### Work instructions
Go through the listing below and list every line with "before".
___
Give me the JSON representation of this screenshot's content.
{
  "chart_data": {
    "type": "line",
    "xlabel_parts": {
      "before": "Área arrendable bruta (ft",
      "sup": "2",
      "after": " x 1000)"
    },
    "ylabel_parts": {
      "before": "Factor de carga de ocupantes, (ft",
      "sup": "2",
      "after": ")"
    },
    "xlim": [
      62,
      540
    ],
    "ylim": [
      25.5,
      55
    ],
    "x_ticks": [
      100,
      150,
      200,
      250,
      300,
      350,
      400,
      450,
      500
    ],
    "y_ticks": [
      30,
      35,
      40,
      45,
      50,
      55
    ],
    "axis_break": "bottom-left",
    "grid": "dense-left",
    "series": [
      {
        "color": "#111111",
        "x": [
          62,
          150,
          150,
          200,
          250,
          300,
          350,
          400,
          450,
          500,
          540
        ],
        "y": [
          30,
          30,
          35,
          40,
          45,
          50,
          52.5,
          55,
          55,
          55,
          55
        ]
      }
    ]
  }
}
___
### Solution for this task
      "before": "Área arrendable bruta (ft",
      "before": "Factor de carga de ocupantes, (ft",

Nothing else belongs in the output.